Go through the material below and copy each line where the word "type" appears.

Record set —
====
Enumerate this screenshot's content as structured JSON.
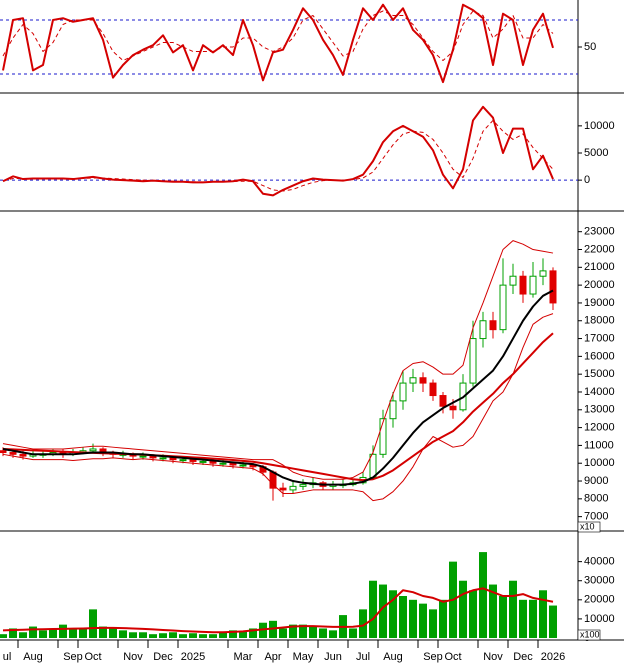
{
  "chart_data": [
    {
      "type": "line",
      "ylim": [
        0,
        100
      ],
      "yticks": [
        50
      ],
      "levels": [
        20,
        80
      ],
      "level_color": "#1a1acc",
      "series": [
        {
          "color": "#d40000",
          "line_style": "solid",
          "values": [
            24,
            80,
            82,
            24,
            30,
            80,
            82,
            78,
            80,
            82,
            58,
            16,
            30,
            41,
            47,
            52,
            63,
            44,
            52,
            24,
            52,
            44,
            52,
            41,
            80,
            52,
            13,
            44,
            47,
            69,
            93,
            80,
            58,
            41,
            19,
            58,
            93,
            80,
            97,
            80,
            93,
            69,
            58,
            41,
            11,
            47,
            97,
            91,
            82,
            30,
            87,
            80,
            30,
            69,
            87,
            49
          ]
        },
        {
          "color": "#d40000",
          "line_style": "dashed",
          "values": [
            40,
            60,
            75,
            65,
            45,
            55,
            75,
            80,
            80,
            80,
            65,
            45,
            35,
            40,
            45,
            50,
            55,
            55,
            50,
            45,
            45,
            45,
            50,
            50,
            60,
            60,
            50,
            45,
            50,
            60,
            80,
            85,
            70,
            55,
            40,
            45,
            70,
            85,
            90,
            85,
            85,
            75,
            60,
            45,
            35,
            45,
            75,
            90,
            85,
            60,
            70,
            85,
            60,
            60,
            75,
            65
          ]
        }
      ]
    },
    {
      "type": "line",
      "ylim": [
        -5500,
        15500
      ],
      "yticks": [
        0,
        5000,
        10000
      ],
      "levels": [
        0
      ],
      "level_color": "#1a1acc",
      "series": [
        {
          "color": "#d40000",
          "line_style": "solid",
          "values": [
            -200,
            700,
            200,
            300,
            300,
            300,
            300,
            200,
            400,
            600,
            300,
            100,
            0,
            -100,
            -200,
            -100,
            -200,
            -300,
            -300,
            -400,
            -400,
            -300,
            -300,
            -200,
            100,
            -200,
            -2500,
            -2800,
            -1800,
            -1000,
            -200,
            300,
            100,
            0,
            -100,
            200,
            1000,
            3500,
            7000,
            9000,
            10000,
            9000,
            8000,
            5500,
            1000,
            -1500,
            2000,
            11000,
            13500,
            11500,
            5000,
            9500,
            9500,
            2000,
            4500,
            200
          ]
        },
        {
          "color": "#d40000",
          "line_style": "dashed",
          "values": [
            -100,
            300,
            300,
            300,
            300,
            300,
            300,
            300,
            300,
            400,
            400,
            300,
            200,
            100,
            0,
            -100,
            -150,
            -200,
            -250,
            -300,
            -350,
            -350,
            -300,
            -250,
            -200,
            -200,
            -1000,
            -1800,
            -2000,
            -1700,
            -1000,
            -400,
            -100,
            0,
            0,
            100,
            400,
            1500,
            4000,
            6500,
            8500,
            9000,
            8800,
            7500,
            5000,
            2000,
            500,
            4000,
            9000,
            11000,
            9000,
            7500,
            8500,
            6000,
            4000,
            2000
          ]
        }
      ]
    },
    {
      "type": "candlestick",
      "ylim": [
        6250,
        24050
      ],
      "yticks": [
        7000,
        8000,
        9000,
        10000,
        11000,
        12000,
        13000,
        14000,
        15000,
        16000,
        17000,
        18000,
        19000,
        20000,
        21000,
        22000,
        23000
      ],
      "unit_label": "x10",
      "up_color": "#00a000",
      "down_color": "#e00000",
      "ohlc": [
        [
          10700,
          10900,
          10400,
          10600
        ],
        [
          10600,
          10800,
          10300,
          10500
        ],
        [
          10500,
          10700,
          10200,
          10400
        ],
        [
          10400,
          10700,
          10300,
          10500
        ],
        [
          10500,
          10700,
          10300,
          10500
        ],
        [
          10500,
          10800,
          10400,
          10600
        ],
        [
          10600,
          10800,
          10300,
          10500
        ],
        [
          10500,
          10800,
          10400,
          10600
        ],
        [
          10600,
          10900,
          10500,
          10700
        ],
        [
          10700,
          11100,
          10600,
          10800
        ],
        [
          10800,
          10900,
          10400,
          10600
        ],
        [
          10600,
          10700,
          10300,
          10500
        ],
        [
          10500,
          10700,
          10300,
          10500
        ],
        [
          10500,
          10600,
          10200,
          10400
        ],
        [
          10400,
          10600,
          10200,
          10400
        ],
        [
          10400,
          10500,
          10100,
          10300
        ],
        [
          10300,
          10500,
          10100,
          10300
        ],
        [
          10300,
          10400,
          10000,
          10200
        ],
        [
          10200,
          10400,
          10000,
          10200
        ],
        [
          10200,
          10300,
          9900,
          10100
        ],
        [
          10100,
          10300,
          9900,
          10100
        ],
        [
          10100,
          10200,
          9800,
          10000
        ],
        [
          10000,
          10200,
          9800,
          10000
        ],
        [
          10000,
          10100,
          9700,
          9900
        ],
        [
          9900,
          10100,
          9700,
          9900
        ],
        [
          9900,
          10000,
          9600,
          9800
        ],
        [
          9800,
          9900,
          9300,
          9500
        ],
        [
          9500,
          9600,
          7900,
          8600
        ],
        [
          8600,
          8900,
          8100,
          8500
        ],
        [
          8500,
          9000,
          8300,
          8700
        ],
        [
          8700,
          9100,
          8500,
          8800
        ],
        [
          8800,
          9200,
          8600,
          8900
        ],
        [
          8900,
          9000,
          8500,
          8700
        ],
        [
          8700,
          9000,
          8500,
          8800
        ],
        [
          8800,
          9100,
          8600,
          8800
        ],
        [
          8800,
          9100,
          8700,
          8900
        ],
        [
          8900,
          9500,
          8800,
          9200
        ],
        [
          9200,
          11000,
          9100,
          10500
        ],
        [
          10500,
          13000,
          10300,
          12500
        ],
        [
          12500,
          14000,
          12000,
          13500
        ],
        [
          13500,
          15200,
          13000,
          14500
        ],
        [
          14500,
          15300,
          14000,
          14800
        ],
        [
          14800,
          15100,
          14000,
          14500
        ],
        [
          14500,
          14700,
          13500,
          13800
        ],
        [
          13800,
          14000,
          12800,
          13200
        ],
        [
          13200,
          13600,
          12500,
          13000
        ],
        [
          13000,
          15000,
          12900,
          14500
        ],
        [
          14500,
          18000,
          14300,
          17000
        ],
        [
          17000,
          18500,
          16500,
          18000
        ],
        [
          18000,
          18500,
          17000,
          17500
        ],
        [
          17500,
          21500,
          17300,
          20000
        ],
        [
          20000,
          21200,
          19500,
          20500
        ],
        [
          20500,
          20800,
          19000,
          19500
        ],
        [
          19500,
          21300,
          19300,
          20500
        ],
        [
          20500,
          21500,
          20000,
          20800
        ],
        [
          20800,
          21000,
          18600,
          19000
        ]
      ],
      "series": [
        {
          "color": "#d40000",
          "line_style": "thin",
          "values": [
            11100,
            11000,
            10900,
            10800,
            10800,
            10800,
            10800,
            10850,
            10900,
            10950,
            10950,
            10900,
            10850,
            10800,
            10750,
            10700,
            10650,
            10600,
            10550,
            10500,
            10450,
            10400,
            10350,
            10300,
            10250,
            10200,
            10200,
            10200,
            9900,
            9500,
            9300,
            9200,
            9100,
            9100,
            9100,
            9200,
            9500,
            10600,
            12300,
            13900,
            15200,
            15600,
            15700,
            15400,
            15000,
            15000,
            15500,
            17600,
            19000,
            20500,
            22000,
            22500,
            22300,
            22000,
            21900,
            21800
          ]
        },
        {
          "color": "#d40000",
          "line_style": "thin",
          "values": [
            10500,
            10400,
            10300,
            10200,
            10200,
            10200,
            10200,
            10150,
            10200,
            10250,
            10250,
            10300,
            10250,
            10200,
            10250,
            10200,
            10150,
            10100,
            10050,
            10000,
            9950,
            9900,
            9850,
            9800,
            9750,
            9700,
            9400,
            8800,
            8300,
            8300,
            8400,
            8500,
            8500,
            8500,
            8500,
            8500,
            8400,
            7900,
            8000,
            8400,
            9000,
            9800,
            10800,
            11500,
            11200,
            10900,
            11000,
            11500,
            12500,
            13500,
            14000,
            15000,
            16500,
            17800,
            18200,
            18400
          ]
        },
        {
          "color": "#d40000",
          "line_style": "solid",
          "values": [
            10800,
            10780,
            10750,
            10720,
            10700,
            10680,
            10650,
            10620,
            10600,
            10580,
            10560,
            10540,
            10520,
            10500,
            10480,
            10450,
            10420,
            10390,
            10360,
            10330,
            10300,
            10260,
            10220,
            10180,
            10130,
            10080,
            10000,
            9900,
            9800,
            9700,
            9600,
            9500,
            9400,
            9300,
            9200,
            9100,
            9050,
            9100,
            9300,
            9600,
            10000,
            10400,
            10800,
            11200,
            11500,
            11800,
            12300,
            12900,
            13400,
            13900,
            14500,
            15000,
            15600,
            16200,
            16800,
            17300
          ]
        },
        {
          "color": "#000000",
          "line_style": "solid",
          "values": [
            10800,
            10700,
            10600,
            10500,
            10500,
            10500,
            10500,
            10500,
            10550,
            10600,
            10600,
            10600,
            10550,
            10500,
            10500,
            10450,
            10400,
            10350,
            10300,
            10250,
            10200,
            10150,
            10100,
            10050,
            10000,
            9950,
            9800,
            9500,
            9200,
            9000,
            8900,
            8850,
            8800,
            8800,
            8800,
            8850,
            8950,
            9200,
            9700,
            10300,
            11000,
            11700,
            12300,
            12700,
            13100,
            13400,
            13700,
            14200,
            14700,
            15200,
            16000,
            17000,
            18000,
            18800,
            19400,
            19700
          ]
        }
      ]
    },
    {
      "type": "bar",
      "ylim": [
        0,
        55000
      ],
      "yticks": [
        0,
        10000,
        20000,
        30000,
        40000
      ],
      "unit_label": "x100",
      "color": "#00a000",
      "categories": [
        "ul",
        null,
        null,
        "Aug",
        null,
        null,
        null,
        "Sep",
        null,
        "Oct",
        null,
        null,
        null,
        "Nov",
        null,
        null,
        "Dec",
        null,
        null,
        "2025",
        null,
        null,
        null,
        null,
        "Mar",
        null,
        null,
        "Apr",
        null,
        null,
        "May",
        null,
        null,
        "Jun",
        null,
        null,
        "Jul",
        null,
        null,
        "Aug",
        null,
        null,
        null,
        "Sep",
        null,
        "Oct",
        null,
        null,
        null,
        "Nov",
        null,
        null,
        "Dec",
        null,
        null,
        "2026"
      ],
      "values": [
        2000,
        5000,
        3000,
        6000,
        4000,
        5000,
        7000,
        5000,
        5000,
        15000,
        6000,
        5000,
        4000,
        3000,
        3000,
        2000,
        2500,
        3000,
        2000,
        2500,
        2000,
        2000,
        3000,
        4000,
        3500,
        5000,
        8000,
        9000,
        5000,
        7000,
        7000,
        6000,
        5000,
        4000,
        12000,
        5000,
        15000,
        30000,
        28000,
        25000,
        22000,
        20000,
        18000,
        15000,
        20000,
        40000,
        30000,
        25000,
        45000,
        28000,
        22000,
        30000,
        20000,
        20000,
        25000,
        17000
      ],
      "series": [
        {
          "color": "#d40000",
          "line_style": "solid",
          "values": [
            4000,
            4200,
            4300,
            4500,
            4600,
            4700,
            4800,
            4900,
            5000,
            5200,
            5300,
            5300,
            5200,
            5000,
            4800,
            4500,
            4200,
            3900,
            3600,
            3400,
            3200,
            3000,
            3000,
            3200,
            3500,
            4000,
            4500,
            5000,
            5500,
            6000,
            6200,
            6200,
            6000,
            5800,
            5800,
            5900,
            6500,
            10000,
            16000,
            20000,
            25000,
            24000,
            22000,
            21000,
            19000,
            20000,
            23000,
            25000,
            26000,
            24000,
            22000,
            22000,
            23000,
            21000,
            20000,
            19000
          ]
        }
      ]
    }
  ]
}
====
Solution below —
      "type": "line",
      "type": "line",
      "type": "candlestick",
      "type": "bar",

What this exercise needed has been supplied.